> [Consignes]
1. D'après le texte sur les agriculteurs néerlandais, quelle baisse du cheptel le plan gouvernemental impose-t-il, et pour quelle échéance ?
2. Reprenez, s'il vous plaît, le texte sur les agriculteurs néerlandais juste après sa dernière phrase et poursuivez-le.

> [Texte à lire]
Agriculteurs néerlandais : lorsque l’injustice se fait loi, la résistance devient devoir

mardi 12 juillet 2022, par Karel Vereycken

Depuis un mois, des milliers d’agriculteurs néerlandais, soutenus par la population et des exploitants agricoles d’autres pays, notamment d’Allemagne, manifestent, bloquant les routes et les supermarchés pour protester contre un plan gouvernemental mortifère impliquant une baisse forcée de 30 % du cheptel d’ici à 2030.

Dès 2018, avec son initiative NetZero2050, pour réduire les émissions de gaz à effet de serre,l’European Climate Foundation (ECF) que nous avons démasqué à l’époque, avançait un scénario « axé sur la demande » : une réduction de 64% de l’énergie d’ici 2050 ainsi qu’une forte réduction de consommation courante, notemment la viande... l’ECF est aussi verte que les billets de dollars qui lui parviennent avant tout de milliardaires britanniques et américains convertis à la finance verte.

Pour l’Association des Végétariens de France (AGF), les éleveurs et autres producteurs doivent dégager le plancher car « à ce jour, presque aucun État à l’exception des Pays-Bas ne s’est mis au diapason des recommandations scientifiques sur la réduction du cheptel : un sujet tabou que les gouvernements ne pourront plus éviter longtemps ».

En réalité, comme nous l’avons rapporté sur ce site, c’est depuis le 1er octobre 2019 que les producteurs néerlandais voient arriver ce qui leur tombe dessus aujourd’hui.

La contestation a explosé le 10 juin, suite à la présentation par le gouvernement néerlandais de son « plan azote » destiné à réduire les rejets d’azote dans les sols et dans l’air. [1]

Enfumage climatique oblige, après les attaques contre le charbon, le gaz, le diesel et l’essence, afin de réduire les émissions de CO2, c’est maintenant l’élevage et la production laitière qui sont visés.

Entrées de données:
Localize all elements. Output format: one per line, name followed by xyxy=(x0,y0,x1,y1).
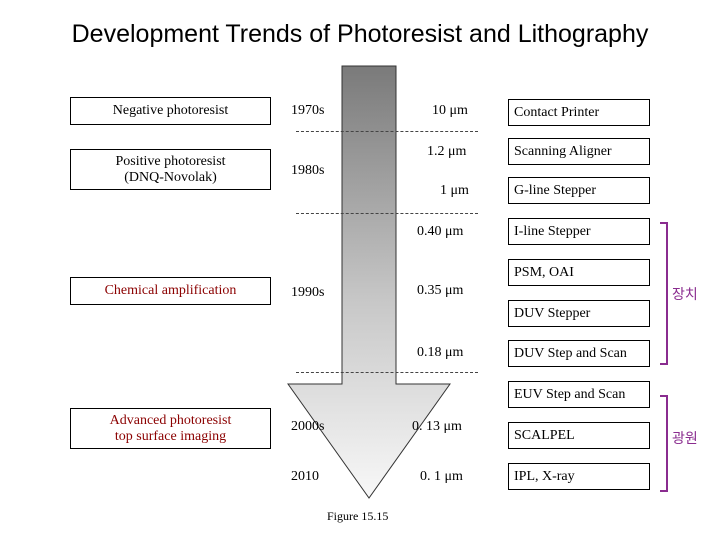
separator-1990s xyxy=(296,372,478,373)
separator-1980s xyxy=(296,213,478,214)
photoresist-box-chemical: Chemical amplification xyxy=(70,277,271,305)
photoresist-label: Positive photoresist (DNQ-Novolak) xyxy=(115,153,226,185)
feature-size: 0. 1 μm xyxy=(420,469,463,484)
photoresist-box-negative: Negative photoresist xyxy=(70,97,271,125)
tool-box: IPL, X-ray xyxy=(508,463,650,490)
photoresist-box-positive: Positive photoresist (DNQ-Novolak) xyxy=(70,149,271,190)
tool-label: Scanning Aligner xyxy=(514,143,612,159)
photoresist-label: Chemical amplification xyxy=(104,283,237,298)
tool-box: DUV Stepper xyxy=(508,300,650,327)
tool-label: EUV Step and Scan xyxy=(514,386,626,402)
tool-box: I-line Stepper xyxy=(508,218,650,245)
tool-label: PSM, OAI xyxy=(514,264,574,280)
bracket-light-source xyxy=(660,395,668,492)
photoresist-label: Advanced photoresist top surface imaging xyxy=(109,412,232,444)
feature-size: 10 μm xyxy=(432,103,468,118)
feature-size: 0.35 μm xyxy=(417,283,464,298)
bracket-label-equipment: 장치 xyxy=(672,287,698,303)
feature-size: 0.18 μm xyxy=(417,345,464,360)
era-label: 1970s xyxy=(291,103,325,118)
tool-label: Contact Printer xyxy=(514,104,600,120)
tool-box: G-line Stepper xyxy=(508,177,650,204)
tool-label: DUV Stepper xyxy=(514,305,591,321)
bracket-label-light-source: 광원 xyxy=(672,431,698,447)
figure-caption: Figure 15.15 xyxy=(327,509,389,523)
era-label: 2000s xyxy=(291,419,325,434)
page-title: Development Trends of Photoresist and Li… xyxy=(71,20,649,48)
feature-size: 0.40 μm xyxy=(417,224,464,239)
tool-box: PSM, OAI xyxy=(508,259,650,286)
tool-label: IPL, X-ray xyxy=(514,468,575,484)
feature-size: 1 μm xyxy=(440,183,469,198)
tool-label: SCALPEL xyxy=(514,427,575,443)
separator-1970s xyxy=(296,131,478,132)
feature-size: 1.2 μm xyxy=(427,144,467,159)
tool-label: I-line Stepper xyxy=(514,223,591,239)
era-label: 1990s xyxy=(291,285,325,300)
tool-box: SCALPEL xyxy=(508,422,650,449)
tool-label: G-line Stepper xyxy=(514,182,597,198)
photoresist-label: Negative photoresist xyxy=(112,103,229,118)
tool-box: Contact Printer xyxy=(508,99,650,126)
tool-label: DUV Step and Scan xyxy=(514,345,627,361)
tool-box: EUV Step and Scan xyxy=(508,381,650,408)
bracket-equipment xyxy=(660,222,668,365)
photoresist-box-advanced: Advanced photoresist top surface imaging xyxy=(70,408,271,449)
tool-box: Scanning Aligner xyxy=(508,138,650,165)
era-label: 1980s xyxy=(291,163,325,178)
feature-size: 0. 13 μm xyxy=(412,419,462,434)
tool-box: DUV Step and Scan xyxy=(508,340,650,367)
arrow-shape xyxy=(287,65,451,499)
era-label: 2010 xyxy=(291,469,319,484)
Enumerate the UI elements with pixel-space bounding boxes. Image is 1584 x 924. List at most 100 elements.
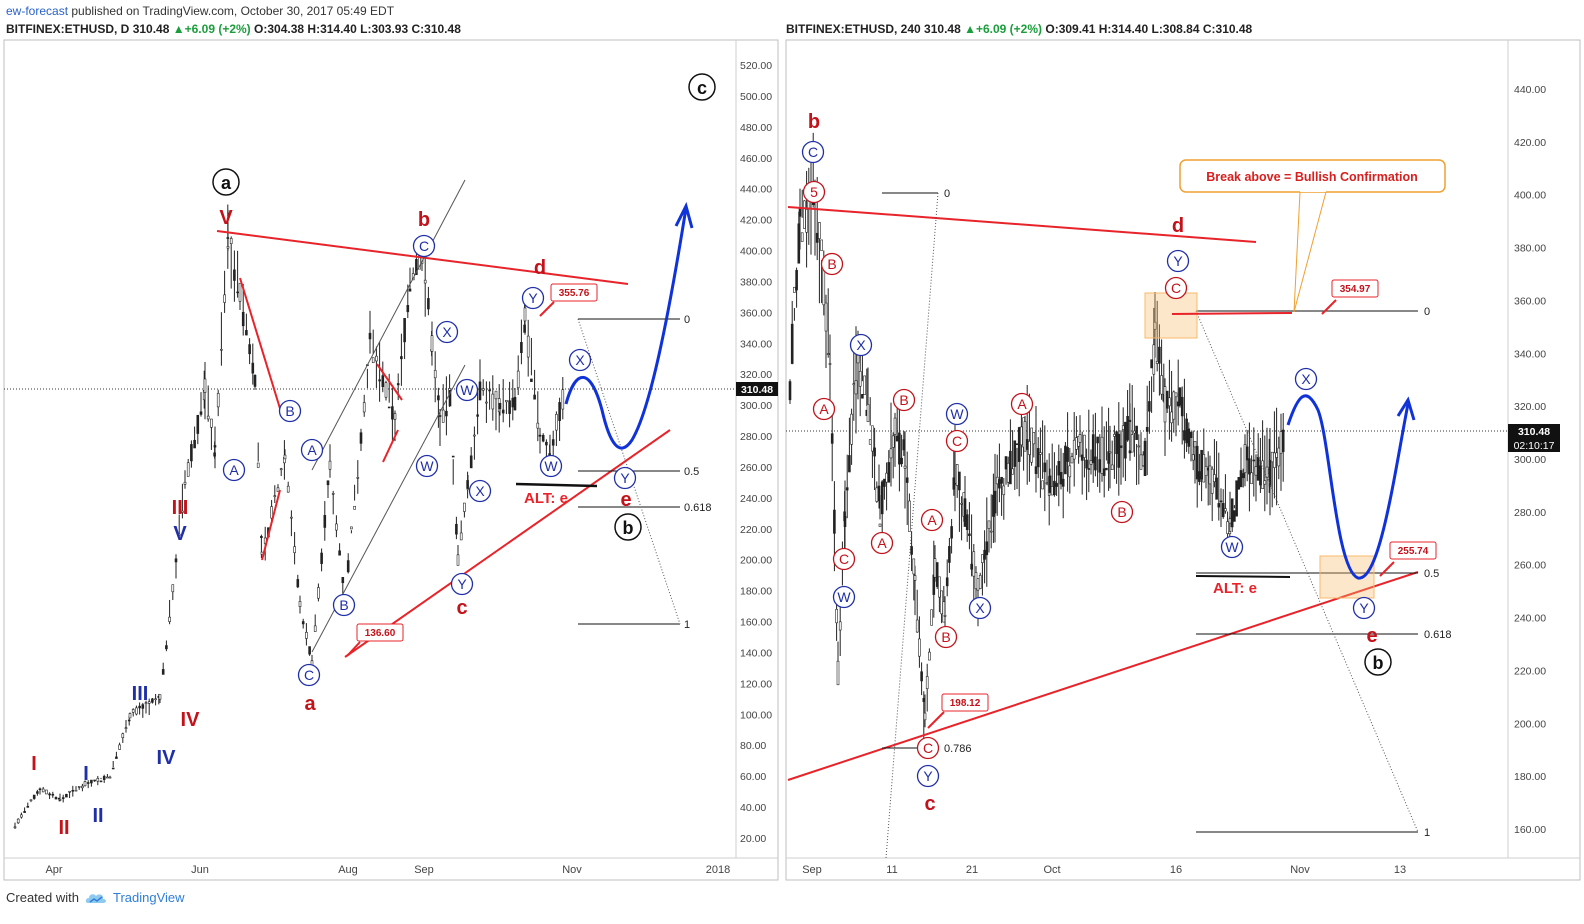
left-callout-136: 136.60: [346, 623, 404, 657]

> [Réponses par consigne]
1. Une baisse forcée de 30 % du cheptel d'ici à 2030.

2.
Rappelons qu’en plus d’être densément peuplés, les Pays-Bas ont une population animale très importante : près de 4 millions de bovins, 12 millions de porcs et 100 millions de poulets.

Or le secteur agricole, principalement l’élevage bovin et la production laitière, représente 53 % des émissions de méthane de l’UE. Ce qui fait des Pays-Bas l’un des principaux émetteurs d’azote de l’Union européenne.

Rappelons qu’en novembre 2021, lors de la COP 26 à Glasgow, sans le moindre référendum ni consultation populaire sur le sujet, plus de 100 pays se sont engagés à réduire d’au moins 30 % leurs émissions de méthane, un puissant gaz à effet de serre, d’ici à 2030 par rapport au niveau de 2020.

Selon un rapport publié le 14 juin par l’organisation à but non lucratif CE Delft pour la fondation Changing Markets, l’Union européenne ne pourra tenir cet objectif totalement fou sans adopter de nouvelles mesures. Le rapport souligne que cet objectif de -30 % sera difficilement atteignable sans réduire le cheptel en Europe. Une réduction des émissions totales d’au moins 34 % pourrait être obtenue en incitant 10 % des consommateurs européens à adopter un régime alimentaire intégrant moins de viande et de produits laitiers, et en accélérant les mesures de lutte contre les émissions provenant du fumier, des déchets alimentaires et de l’énergie.

Cependant, changer le régime alimentaire des populations prendra du temps et les prestations médiatiques de Greta Thunberg au Forum économique de Davos n’ont pas provoqué de révolution dans les assiettes. Les parents s’obstinent à donner du lait à leurs enfants !

Pour rentrer dans les clous (du cercueil) des objectifs climatiques européens et rattraper le retard, le plan du gouvernement néerlandais vise une baisse moyenne de 50 % de ses émissions d’ici à 2030. Cela devra passer par une réduction de 70 à 95 % dans 131 zones-clés, dont beaucoup avoisinent des réserves naturelles et des terres protégées.

Pour les éleveurs et les producteurs de lait, il faut envisager une réduction de 30 % du cheptel. Un bouleversement pour le secteur (les Pays-Bas sont le deuxième exportateur au monde de produits agricoles, après les États-Unis) et un crève-cœur pour les éleveurs.

En un mois, la mobilisation a pris de l’ampleur. Les agriculteurs déplorent le manque de progressivité des mesures et dénoncent la destruction de leur métier. Ils manifestent quasi quotidiennement en bloquant les grands axes routiers et des centres de distribution de supermarchés. Des pêcheurs se sont joints à eux en bloquant les ports.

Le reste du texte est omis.